* [WHAT IS ASKED] Give the data a second time, exactly and in full.

* [Collected data]
'''
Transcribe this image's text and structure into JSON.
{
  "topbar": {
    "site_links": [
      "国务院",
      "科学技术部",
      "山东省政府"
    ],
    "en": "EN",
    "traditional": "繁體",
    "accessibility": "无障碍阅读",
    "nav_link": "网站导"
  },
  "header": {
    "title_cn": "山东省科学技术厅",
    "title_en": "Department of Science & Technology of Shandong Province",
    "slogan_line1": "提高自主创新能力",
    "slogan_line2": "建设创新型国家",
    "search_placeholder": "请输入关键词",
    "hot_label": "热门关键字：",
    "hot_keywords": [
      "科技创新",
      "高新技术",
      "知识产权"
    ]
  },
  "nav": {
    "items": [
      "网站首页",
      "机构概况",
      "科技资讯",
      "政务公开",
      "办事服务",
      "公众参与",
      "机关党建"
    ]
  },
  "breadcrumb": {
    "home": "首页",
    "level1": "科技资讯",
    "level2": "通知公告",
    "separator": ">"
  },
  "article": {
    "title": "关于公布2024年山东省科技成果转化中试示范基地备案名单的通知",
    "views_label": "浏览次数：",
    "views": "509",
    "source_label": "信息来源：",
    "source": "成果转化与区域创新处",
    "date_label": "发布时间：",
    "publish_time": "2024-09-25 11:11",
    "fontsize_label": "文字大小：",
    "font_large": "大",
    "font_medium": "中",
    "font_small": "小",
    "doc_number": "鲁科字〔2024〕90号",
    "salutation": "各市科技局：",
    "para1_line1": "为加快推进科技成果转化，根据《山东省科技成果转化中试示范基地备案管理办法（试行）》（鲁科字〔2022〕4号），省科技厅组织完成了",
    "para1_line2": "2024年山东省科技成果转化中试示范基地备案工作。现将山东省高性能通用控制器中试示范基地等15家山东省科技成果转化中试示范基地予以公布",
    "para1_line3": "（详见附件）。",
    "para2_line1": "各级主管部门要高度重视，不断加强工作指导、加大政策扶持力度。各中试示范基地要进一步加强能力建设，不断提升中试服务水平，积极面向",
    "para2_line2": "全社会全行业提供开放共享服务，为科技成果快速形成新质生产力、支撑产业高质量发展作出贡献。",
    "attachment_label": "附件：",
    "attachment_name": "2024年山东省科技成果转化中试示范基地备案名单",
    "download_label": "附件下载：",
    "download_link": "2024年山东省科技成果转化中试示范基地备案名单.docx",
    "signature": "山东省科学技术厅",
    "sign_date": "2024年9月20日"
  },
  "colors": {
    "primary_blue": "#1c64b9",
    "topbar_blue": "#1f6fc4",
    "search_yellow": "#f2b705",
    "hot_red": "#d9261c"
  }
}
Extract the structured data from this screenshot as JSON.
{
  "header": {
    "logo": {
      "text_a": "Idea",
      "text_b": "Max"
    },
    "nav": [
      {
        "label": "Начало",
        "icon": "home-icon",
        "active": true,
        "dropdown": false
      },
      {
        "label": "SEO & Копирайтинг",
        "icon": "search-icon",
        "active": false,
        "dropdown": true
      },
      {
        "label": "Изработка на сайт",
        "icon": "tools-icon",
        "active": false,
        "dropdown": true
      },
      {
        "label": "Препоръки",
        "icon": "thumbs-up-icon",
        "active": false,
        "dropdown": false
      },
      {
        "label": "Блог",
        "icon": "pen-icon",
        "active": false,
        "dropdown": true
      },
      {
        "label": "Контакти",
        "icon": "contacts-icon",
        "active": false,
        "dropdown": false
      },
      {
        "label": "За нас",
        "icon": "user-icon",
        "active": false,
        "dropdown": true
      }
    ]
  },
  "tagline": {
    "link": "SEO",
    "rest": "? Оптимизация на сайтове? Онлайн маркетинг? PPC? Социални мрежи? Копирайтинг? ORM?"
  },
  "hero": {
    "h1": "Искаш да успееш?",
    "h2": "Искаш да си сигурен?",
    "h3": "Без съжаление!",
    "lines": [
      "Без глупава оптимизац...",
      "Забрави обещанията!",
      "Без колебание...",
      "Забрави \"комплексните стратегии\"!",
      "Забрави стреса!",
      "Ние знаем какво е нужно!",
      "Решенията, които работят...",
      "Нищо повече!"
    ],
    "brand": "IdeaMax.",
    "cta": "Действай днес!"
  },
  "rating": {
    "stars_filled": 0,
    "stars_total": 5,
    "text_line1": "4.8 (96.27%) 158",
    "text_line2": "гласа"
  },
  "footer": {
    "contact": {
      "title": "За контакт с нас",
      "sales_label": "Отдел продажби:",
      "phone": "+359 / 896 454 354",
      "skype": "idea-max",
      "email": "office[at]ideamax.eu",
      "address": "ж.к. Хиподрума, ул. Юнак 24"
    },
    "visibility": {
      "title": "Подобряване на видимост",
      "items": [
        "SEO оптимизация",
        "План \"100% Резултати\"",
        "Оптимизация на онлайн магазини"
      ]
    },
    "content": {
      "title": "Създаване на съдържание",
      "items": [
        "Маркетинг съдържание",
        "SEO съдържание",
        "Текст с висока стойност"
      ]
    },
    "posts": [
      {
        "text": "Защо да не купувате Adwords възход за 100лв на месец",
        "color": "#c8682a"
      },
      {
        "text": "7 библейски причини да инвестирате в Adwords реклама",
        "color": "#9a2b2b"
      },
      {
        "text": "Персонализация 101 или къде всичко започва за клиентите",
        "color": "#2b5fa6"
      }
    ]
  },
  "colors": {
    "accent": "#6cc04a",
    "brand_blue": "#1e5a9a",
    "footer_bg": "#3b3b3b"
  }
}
'''
* [EXPECTED ANSWER]
Transcribe this image's text and structure into JSON.
{
  "topbar": {
    "site_links": [
      "国务院",
      "科学技术部",
      "山东省政府"
    ],
    "en": "EN",
    "traditional": "繁體",
    "accessibility": "无障碍阅读",
    "nav_link": "网站导"
  },
  "header": {
    "title_cn": "山东省科学技术厅",
    "title_en": "Department of Science & Technology of Shandong Province",
    "slogan_line1": "提高自主创新能力",
    "slogan_line2": "建设创新型国家",
    "search_placeholder": "请输入关键词",
    "hot_label": "热门关键字：",
    "hot_keywords": [
      "科技创新",
      "高新技术",
      "知识产权"
    ]
  },
  "nav": {
    "items": [
      "网站首页",
      "机构概况",
      "科技资讯",
      "政务公开",
      "办事服务",
      "公众参与",
      "机关党建"
    ]
  },
  "breadcrumb": {
    "home": "首页",
    "level1": "科技资讯",
    "level2": "通知公告",
    "separator": ">"
  },
  "article": {
    "title": "关于公布2024年山东省科技成果转化中试示范基地备案名单的通知",
    "views_label": "浏览次数：",
    "views": "509",
    "source_label": "信息来源：",
    "source": "成果转化与区域创新处",
    "date_label": "发布时间：",
    "publish_time": "2024-09-25 11:11",
    "fontsize_label": "文字大小：",
    "font_large": "大",
    "font_medium": "中",
    "font_small": "小",
    "doc_number": "鲁科字〔2024〕90号",
    "salutation": "各市科技局：",
    "para1_line1": "为加快推进科技成果转化，根据《山东省科技成果转化中试示范基地备案管理办法（试行）》（鲁科字〔2022〕4号），省科技厅组织完成了",
    "para1_line2": "2024年山东省科技成果转化中试示范基地备案工作。现将山东省高性能通用控制器中试示范基地等15家山东省科技成果转化中试示范基地予以公布",
    "para1_line3": "（详见附件）。",
    "para2_line1": "各级主管部门要高度重视，不断加强工作指导、加大政策扶持力度。各中试示范基地要进一步加强能力建设，不断提升中试服务水平，积极面向",
    "para2_line2": "全社会全行业提供开放共享服务，为科技成果快速形成新质生产力、支撑产业高质量发展作出贡献。",
    "attachment_label": "附件：",
    "attachment_name": "2024年山东省科技成果转化中试示范基地备案名单",
    "download_label": "附件下载：",
    "download_link": "2024年山东省科技成果转化中试示范基地备案名单.docx",
    "signature": "山东省科学技术厅",
    "sign_date": "2024年9月20日"
  },
  "colors": {
    "primary_blue": "#1c64b9",
    "topbar_blue": "#1f6fc4",
    "search_yellow": "#f2b705",
    "hot_red": "#d9261c"
  }
}
Extract the structured data from this screenshot as JSON.
{
  "header": {
    "logo": {
      "text_a": "Idea",
      "text_b": "Max"
    },
    "nav": [
      {
        "label": "Начало",
        "icon": "home-icon",
        "active": true,
        "dropdown": false
      },
      {
        "label": "SEO & Копирайтинг",
        "icon": "search-icon",
        "active": false,
        "dropdown": true
      },
      {
        "label": "Изработка на сайт",
        "icon": "tools-icon",
        "active": false,
        "dropdown": true
      },
      {
        "label": "Препоръки",
        "icon": "thumbs-up-icon",
        "active": false,
        "dropdown": false
      },
      {
        "label": "Блог",
        "icon": "pen-icon",
        "active": false,
        "dropdown": true
      },
      {
        "label": "Контакти",
        "icon": "contacts-icon",
        "active": false,
        "dropdown": false
      },
      {
        "label": "За нас",
        "icon": "user-icon",
        "active": false,
        "dropdown": true
      }
    ]
  },
  "tagline": {
    "link": "SEO",
    "rest": "? Оптимизация на сайтове? Онлайн маркетинг? PPC? Социални мрежи? Копирайтинг? ORM?"
  },
  "hero": {
    "h1": "Искаш да успееш?",
    "h2": "Искаш да си сигурен?",
    "h3": "Без съжаление!",
    "lines": [
      "Без глупава оптимизац...",
      "Забрави обещанията!",
      "Без колебание...",
      "Забрави \"комплексните стратегии\"!",
      "Забрави стреса!",
      "Ние знаем какво е нужно!",
      "Решенията, които работят...",
      "Нищо повече!"
    ],
    "brand": "IdeaMax.",
    "cta": "Действай днес!"
  },
  "rating": {
    "stars_filled": 0,
    "stars_total": 5,
    "text_line1": "4.8 (96.27%) 158",
    "text_line2": "гласа"
  },
  "footer": {
    "contact": {
      "title": "За контакт с нас",
      "sales_label": "Отдел продажби:",
      "phone": "+359 / 896 454 354",
      "skype": "idea-max",
      "email": "office[at]ideamax.eu",
      "address": "ж.к. Хиподрума, ул. Юнак 24"
    },
    "visibility": {
      "title": "Подобряване на видимост",
      "items": [
        "SEO оптимизация",
        "План \"100% Резултати\"",
        "Оптимизация на онлайн магазини"
      ]
    },
    "content": {
      "title": "Създаване на съдържание",
      "items": [
        "Маркетинг съдържание",
        "SEO съдържание",
        "Текст с висока стойност"
      ]
    },
    "posts": [
      {
        "text": "Защо да не купувате Adwords възход за 100лв на месец",
        "color": "#c8682a"
      },
      {
        "text": "7 библейски причини да инвестирате в Adwords реклама",
        "color": "#9a2b2b"
      },
      {
        "text": "Персонализация 101 или къде всичко започва за клиентите",
        "color": "#2b5fa6"
      }
    ]
  },
  "colors": {
    "accent": "#6cc04a",
    "brand_blue": "#1e5a9a",
    "footer_bg": "#3b3b3b"
  }
}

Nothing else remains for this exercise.